↓

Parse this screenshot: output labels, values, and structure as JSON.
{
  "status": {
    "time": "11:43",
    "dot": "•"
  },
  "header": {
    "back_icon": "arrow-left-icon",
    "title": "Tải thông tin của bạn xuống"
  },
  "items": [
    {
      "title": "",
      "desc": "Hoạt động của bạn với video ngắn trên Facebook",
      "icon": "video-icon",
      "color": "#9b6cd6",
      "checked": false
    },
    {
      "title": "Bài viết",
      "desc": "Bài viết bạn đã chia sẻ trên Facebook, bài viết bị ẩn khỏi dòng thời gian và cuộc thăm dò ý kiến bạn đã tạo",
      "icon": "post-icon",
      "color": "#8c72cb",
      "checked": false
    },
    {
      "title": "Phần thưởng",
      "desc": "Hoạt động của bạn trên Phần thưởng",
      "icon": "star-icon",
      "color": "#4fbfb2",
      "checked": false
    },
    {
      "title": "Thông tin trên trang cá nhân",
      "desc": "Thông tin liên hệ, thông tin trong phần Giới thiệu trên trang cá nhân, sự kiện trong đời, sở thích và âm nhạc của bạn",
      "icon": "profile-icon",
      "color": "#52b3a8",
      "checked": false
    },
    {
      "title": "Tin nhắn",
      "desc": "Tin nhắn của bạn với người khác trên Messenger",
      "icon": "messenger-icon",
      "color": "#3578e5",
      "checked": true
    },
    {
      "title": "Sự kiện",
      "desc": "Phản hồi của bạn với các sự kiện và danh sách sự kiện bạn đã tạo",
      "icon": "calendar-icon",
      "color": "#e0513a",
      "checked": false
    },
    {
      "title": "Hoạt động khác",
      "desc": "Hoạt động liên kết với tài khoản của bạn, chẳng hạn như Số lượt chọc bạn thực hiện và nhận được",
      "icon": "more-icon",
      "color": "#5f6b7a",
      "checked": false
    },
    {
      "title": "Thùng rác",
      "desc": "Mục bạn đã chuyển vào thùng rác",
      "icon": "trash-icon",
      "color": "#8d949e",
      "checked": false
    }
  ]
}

↑

» **BRIEF**
Retype all the material above precisely, with no line left out.

» **RESULT OF THIS TASK**
Parse this screenshot: output labels, values, and structure as JSON.
{
  "status": {
    "time": "11:43",
    "dot": "•"
  },
  "header": {
    "back_icon": "arrow-left-icon",
    "title": "Tải thông tin của bạn xuống"
  },
  "items": [
    {
      "title": "",
      "desc": "Hoạt động của bạn với video ngắn trên Facebook",
      "icon": "video-icon",
      "color": "#9b6cd6",
      "checked": false
    },
    {
      "title": "Bài viết",
      "desc": "Bài viết bạn đã chia sẻ trên Facebook, bài viết bị ẩn khỏi dòng thời gian và cuộc thăm dò ý kiến bạn đã tạo",
      "icon": "post-icon",
      "color": "#8c72cb",
      "checked": false
    },
    {
      "title": "Phần thưởng",
      "desc": "Hoạt động của bạn trên Phần thưởng",
      "icon": "star-icon",
      "color": "#4fbfb2",
      "checked": false
    },
    {
      "title": "Thông tin trên trang cá nhân",
      "desc": "Thông tin liên hệ, thông tin trong phần Giới thiệu trên trang cá nhân, sự kiện trong đời, sở thích và âm nhạc của bạn",
      "icon": "profile-icon",
      "color": "#52b3a8",
      "checked": false
    },
    {
      "title": "Tin nhắn",
      "desc": "Tin nhắn của bạn với người khác trên Messenger",
      "icon": "messenger-icon",
      "color": "#3578e5",
      "checked": true
    },
    {
      "title": "Sự kiện",
      "desc": "Phản hồi của bạn với các sự kiện và danh sách sự kiện bạn đã tạo",
      "icon": "calendar-icon",
      "color": "#e0513a",
      "checked": false
    },
    {
      "title": "Hoạt động khác",
      "desc": "Hoạt động liên kết với tài khoản của bạn, chẳng hạn như Số lượt chọc bạn thực hiện và nhận được",
      "icon": "more-icon",
      "color": "#5f6b7a",
      "checked": false
    },
    {
      "title": "Thùng rác",
      "desc": "Mục bạn đã chuyển vào thùng rác",
      "icon": "trash-icon",
      "color": "#8d949e",
      "checked": false
    }
  ]
}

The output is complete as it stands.